'''
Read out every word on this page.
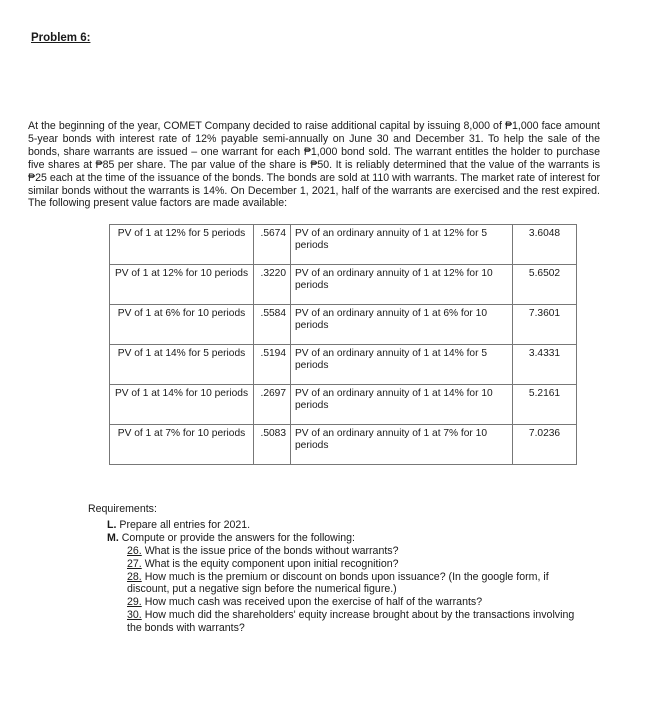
Problem 6:
At the beginning of the year, COMET Company decided to raise additional capital by issuing 8,000 of ₱1,000 face amount 5-year bonds with interest rate of 12% payable semi-annually on June 30 and December 31. To help the sale of the bonds, share warrants are issued – one warrant for each ₱1,000 bond sold. The warrant entitles the holder to purchase five shares at ₱85 per share. The par value of the share is ₱50. It is reliably determined that the value of the warrants is ₱25 each at the time of the issuance of the bonds. The bonds are sold at 110 with warrants. The market rate of interest for similar bonds without the warrants is 14%. On December 1, 2021, half of the warrants are exercised and the rest expired. The following present value factors are made available:
PV of 1 at 12% for 5 periods	.5674	PV of an ordinary annuity of 1 at 12% for 5 periods	3.6048
PV of 1 at 12% for 10 periods	.3220	PV of an ordinary annuity of 1 at 12% for 10 periods	5.6502
PV of 1 at 6% for 10 periods	.5584	PV of an ordinary annuity of 1 at 6% for 10 periods	7.3601
PV of 1 at 14% for 5 periods	.5194	PV of an ordinary annuity of 1 at 14% for 5 periods	3.4331
PV of 1 at 14% for 10 periods	.2697	PV of an ordinary annuity of 1 at 14% for 10 periods	5.2161
PV of 1 at 7% for 10 periods	.5083	PV of an ordinary annuity of 1 at 7% for 10 periods	7.0236
Requirements:
L. Prepare all entries for 2021.
M. Compute or provide the answers for the following:
26. What is the issue price of the bonds without warrants?
27. What is the equity component upon initial recognition?
28. How much is the premium or discount on bonds upon issuance? (In the google form, if discount, put a negative sign before the numerical figure.)
29. How much cash was received upon the exercise of half of the warrants?
30. How much did the shareholders' equity increase brought about by the transactions involving the bonds with warrants?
'''
## The task
Quote the full listing above word for word; exclude every picture from the copy.

## Task solution
Read out every word on this page.
Problem 6:
At the beginning of the year, COMET Company decided to raise additional capital by issuing 8,000 of ₱1,000 face amount 5-year bonds with interest rate of 12% payable semi-annually on June 30 and December 31. To help the sale of the bonds, share warrants are issued – one warrant for each ₱1,000 bond sold. The warrant entitles the holder to purchase five shares at ₱85 per share. The par value of the share is ₱50. It is reliably determined that the value of the warrants is ₱25 each at the time of the issuance of the bonds. The bonds are sold at 110 with warrants. The market rate of interest for similar bonds without the warrants is 14%. On December 1, 2021, half of the warrants are exercised and the rest expired. The following present value factors are made available:
PV of 1 at 12% for 5 periods	.5674	PV of an ordinary annuity of 1 at 12% for 5 periods	3.6048
PV of 1 at 12% for 10 periods	.3220	PV of an ordinary annuity of 1 at 12% for 10 periods	5.6502
PV of 1 at 6% for 10 periods	.5584	PV of an ordinary annuity of 1 at 6% for 10 periods	7.3601
PV of 1 at 14% for 5 periods	.5194	PV of an ordinary annuity of 1 at 14% for 5 periods	3.4331
PV of 1 at 14% for 10 periods	.2697	PV of an ordinary annuity of 1 at 14% for 10 periods	5.2161
PV of 1 at 7% for 10 periods	.5083	PV of an ordinary annuity of 1 at 7% for 10 periods	7.0236
Requirements:
L. Prepare all entries for 2021.
M. Compute or provide the answers for the following:
26. What is the issue price of the bonds without warrants?
27. What is the equity component upon initial recognition?
28. How much is the premium or discount on bonds upon issuance? (In the google form, if discount, put a negative sign before the numerical figure.)
29. How much cash was received upon the exercise of half of the warrants?
30. How much did the shareholders' equity increase brought about by the transactions involving the bonds with warrants?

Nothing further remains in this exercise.